#### WRITTEN TASK
Transcribe the entries that follow, word for word.

**** RECORDS PROVIDED

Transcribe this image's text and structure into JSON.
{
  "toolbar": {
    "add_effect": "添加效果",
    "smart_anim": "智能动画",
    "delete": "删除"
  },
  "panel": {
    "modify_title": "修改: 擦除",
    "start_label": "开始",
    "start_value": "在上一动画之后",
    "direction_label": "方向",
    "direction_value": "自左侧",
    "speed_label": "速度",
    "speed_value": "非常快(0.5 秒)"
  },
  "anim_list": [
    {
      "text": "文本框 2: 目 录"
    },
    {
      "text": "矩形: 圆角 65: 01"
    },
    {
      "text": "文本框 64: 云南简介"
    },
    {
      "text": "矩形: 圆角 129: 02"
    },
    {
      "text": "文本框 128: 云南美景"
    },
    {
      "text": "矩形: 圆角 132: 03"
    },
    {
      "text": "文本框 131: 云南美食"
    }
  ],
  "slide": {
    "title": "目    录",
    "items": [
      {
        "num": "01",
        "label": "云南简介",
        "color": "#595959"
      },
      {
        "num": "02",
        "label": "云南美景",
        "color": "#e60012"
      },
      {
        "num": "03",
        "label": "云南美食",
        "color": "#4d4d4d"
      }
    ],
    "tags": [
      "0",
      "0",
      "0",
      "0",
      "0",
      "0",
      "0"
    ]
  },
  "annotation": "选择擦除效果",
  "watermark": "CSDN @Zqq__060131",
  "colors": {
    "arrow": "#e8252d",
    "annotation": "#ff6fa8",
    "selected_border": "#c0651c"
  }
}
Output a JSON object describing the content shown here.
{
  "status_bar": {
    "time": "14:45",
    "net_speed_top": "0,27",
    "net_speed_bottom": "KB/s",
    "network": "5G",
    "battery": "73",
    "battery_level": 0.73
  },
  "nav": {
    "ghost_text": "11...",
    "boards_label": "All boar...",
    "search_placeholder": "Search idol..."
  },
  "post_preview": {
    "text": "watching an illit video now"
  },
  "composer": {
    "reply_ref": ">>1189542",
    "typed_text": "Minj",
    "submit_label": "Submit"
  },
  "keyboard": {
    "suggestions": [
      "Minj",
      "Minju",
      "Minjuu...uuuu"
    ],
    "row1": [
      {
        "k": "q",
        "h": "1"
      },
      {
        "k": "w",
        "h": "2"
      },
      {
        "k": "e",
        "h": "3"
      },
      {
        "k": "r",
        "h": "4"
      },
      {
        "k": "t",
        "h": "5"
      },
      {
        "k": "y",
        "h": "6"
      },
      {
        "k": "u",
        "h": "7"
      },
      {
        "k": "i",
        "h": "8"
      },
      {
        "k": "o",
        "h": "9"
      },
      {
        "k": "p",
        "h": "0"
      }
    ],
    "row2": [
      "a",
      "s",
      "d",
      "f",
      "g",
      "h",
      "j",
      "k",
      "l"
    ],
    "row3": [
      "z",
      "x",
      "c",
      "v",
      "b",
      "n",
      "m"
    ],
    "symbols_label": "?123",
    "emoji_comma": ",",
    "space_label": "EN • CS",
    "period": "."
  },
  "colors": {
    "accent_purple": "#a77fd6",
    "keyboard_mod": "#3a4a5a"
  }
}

********

#### RESPONSE TO THE EXERCISE
Transcribe this image's text and structure into JSON.
{
  "toolbar": {
    "add_effect": "添加效果",
    "smart_anim": "智能动画",
    "delete": "删除"
  },
  "panel": {
    "modify_title": "修改: 擦除",
    "start_label": "开始",
    "start_value": "在上一动画之后",
    "direction_label": "方向",
    "direction_value": "自左侧",
    "speed_label": "速度",
    "speed_value": "非常快(0.5 秒)"
  },
  "anim_list": [
    {
      "text": "文本框 2: 目 录"
    },
    {
      "text": "矩形: 圆角 65: 01"
    },
    {
      "text": "文本框 64: 云南简介"
    },
    {
      "text": "矩形: 圆角 129: 02"
    },
    {
      "text": "文本框 128: 云南美景"
    },
    {
      "text": "矩形: 圆角 132: 03"
    },
    {
      "text": "文本框 131: 云南美食"
    }
  ],
  "slide": {
    "title": "目    录",
    "items": [
      {
        "num": "01",
        "label": "云南简介",
        "color": "#595959"
      },
      {
        "num": "02",
        "label": "云南美景",
        "color": "#e60012"
      },
      {
        "num": "03",
        "label": "云南美食",
        "color": "#4d4d4d"
      }
    ],
    "tags": [
      "0",
      "0",
      "0",
      "0",
      "0",
      "0",
      "0"
    ]
  },
  "annotation": "选择擦除效果",
  "watermark": "CSDN @Zqq__060131",
  "colors": {
    "arrow": "#e8252d",
    "annotation": "#ff6fa8",
    "selected_border": "#c0651c"
  }
}
Output a JSON object describing the content shown here.
{
  "status_bar": {
    "time": "14:45",
    "net_speed_top": "0,27",
    "net_speed_bottom": "KB/s",
    "network": "5G",
    "battery": "73",
    "battery_level": 0.73
  },
  "nav": {
    "ghost_text": "11...",
    "boards_label": "All boar...",
    "search_placeholder": "Search idol..."
  },
  "post_preview": {
    "text": "watching an illit video now"
  },
  "composer": {
    "reply_ref": ">>1189542",
    "typed_text": "Minj",
    "submit_label": "Submit"
  },
  "keyboard": {
    "suggestions": [
      "Minj",
      "Minju",
      "Minjuu...uuuu"
    ],
    "row1": [
      {
        "k": "q",
        "h": "1"
      },
      {
        "k": "w",
        "h": "2"
      },
      {
        "k": "e",
        "h": "3"
      },
      {
        "k": "r",
        "h": "4"
      },
      {
        "k": "t",
        "h": "5"
      },
      {
        "k": "y",
        "h": "6"
      },
      {
        "k": "u",
        "h": "7"
      },
      {
        "k": "i",
        "h": "8"
      },
      {
        "k": "o",
        "h": "9"
      },
      {
        "k": "p",
        "h": "0"
      }
    ],
    "row2": [
      "a",
      "s",
      "d",
      "f",
      "g",
      "h",
      "j",
      "k",
      "l"
    ],
    "row3": [
      "z",
      "x",
      "c",
      "v",
      "b",
      "n",
      "m"
    ],
    "symbols_label": "?123",
    "emoji_comma": ",",
    "space_label": "EN • CS",
    "period": "."
  },
  "colors": {
    "accent_purple": "#a77fd6",
    "keyboard_mod": "#3a4a5a"
  }
}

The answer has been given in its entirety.